** Start of Record list **

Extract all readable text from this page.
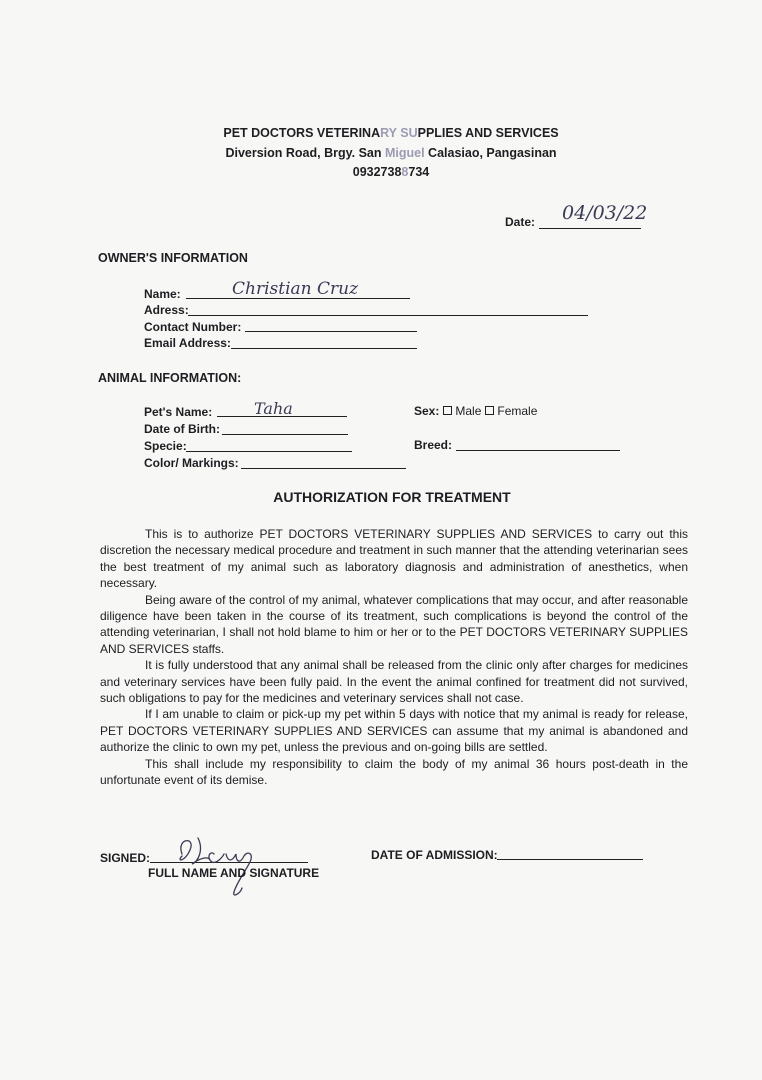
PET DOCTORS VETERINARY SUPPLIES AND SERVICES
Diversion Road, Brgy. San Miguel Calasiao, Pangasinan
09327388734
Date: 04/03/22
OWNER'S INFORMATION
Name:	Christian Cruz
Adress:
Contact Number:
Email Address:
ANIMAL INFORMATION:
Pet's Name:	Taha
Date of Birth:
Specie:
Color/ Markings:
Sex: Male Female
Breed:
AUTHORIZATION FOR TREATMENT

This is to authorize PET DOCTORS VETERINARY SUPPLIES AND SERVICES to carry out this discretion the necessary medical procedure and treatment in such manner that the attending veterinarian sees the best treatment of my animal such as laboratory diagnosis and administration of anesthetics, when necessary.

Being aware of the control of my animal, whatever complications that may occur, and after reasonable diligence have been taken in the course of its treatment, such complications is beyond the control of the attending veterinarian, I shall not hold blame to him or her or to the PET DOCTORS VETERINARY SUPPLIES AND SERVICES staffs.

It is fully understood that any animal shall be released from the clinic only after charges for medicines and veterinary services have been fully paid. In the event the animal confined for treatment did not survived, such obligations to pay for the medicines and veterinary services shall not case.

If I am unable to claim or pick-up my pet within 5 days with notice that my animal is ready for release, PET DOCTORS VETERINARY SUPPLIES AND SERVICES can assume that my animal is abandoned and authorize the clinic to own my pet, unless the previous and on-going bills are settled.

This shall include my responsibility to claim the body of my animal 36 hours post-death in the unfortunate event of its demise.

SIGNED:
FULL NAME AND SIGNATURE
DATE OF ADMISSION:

** End of Record list **
** Start of Record list **

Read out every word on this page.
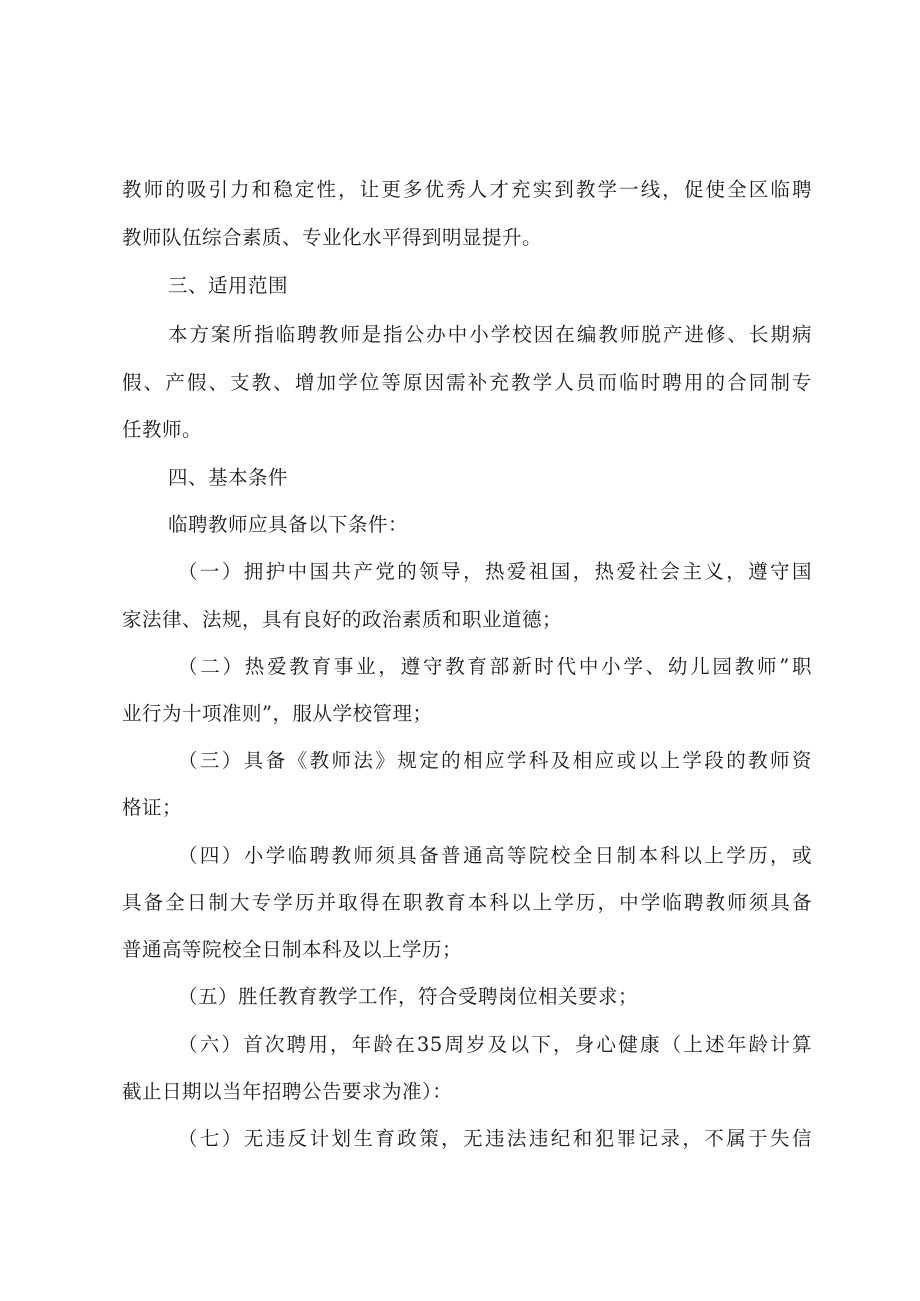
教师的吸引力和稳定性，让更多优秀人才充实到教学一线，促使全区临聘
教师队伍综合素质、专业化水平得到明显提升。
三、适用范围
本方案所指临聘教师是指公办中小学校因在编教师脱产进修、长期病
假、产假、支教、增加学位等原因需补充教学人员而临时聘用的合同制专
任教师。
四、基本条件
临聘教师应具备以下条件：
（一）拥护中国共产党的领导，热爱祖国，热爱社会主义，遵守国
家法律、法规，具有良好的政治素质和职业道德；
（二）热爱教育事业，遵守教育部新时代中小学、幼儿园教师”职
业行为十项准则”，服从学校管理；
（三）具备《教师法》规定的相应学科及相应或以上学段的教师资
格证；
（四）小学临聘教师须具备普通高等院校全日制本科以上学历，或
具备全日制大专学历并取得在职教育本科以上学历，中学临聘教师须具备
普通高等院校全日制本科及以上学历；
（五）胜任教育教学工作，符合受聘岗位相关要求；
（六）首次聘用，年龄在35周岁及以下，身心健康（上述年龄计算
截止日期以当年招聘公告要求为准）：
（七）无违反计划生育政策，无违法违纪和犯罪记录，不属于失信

** End of Record list **

__Stated problem__
Identify lines with the string "claim". Copy each one.

__Right answer__
If I am unable to claim or pick-up my pet within 5 days with notice that my animal is ready for release, PET DOCTORS VETERINARY SUPPLIES AND SERVICES can assume that my animal is abandoned and authorize the clinic to own my pet, unless the previous and on-going bills are settled.
This shall include my responsibility to claim the body of my animal 36 hours post-death in the unfortunate event of its demise.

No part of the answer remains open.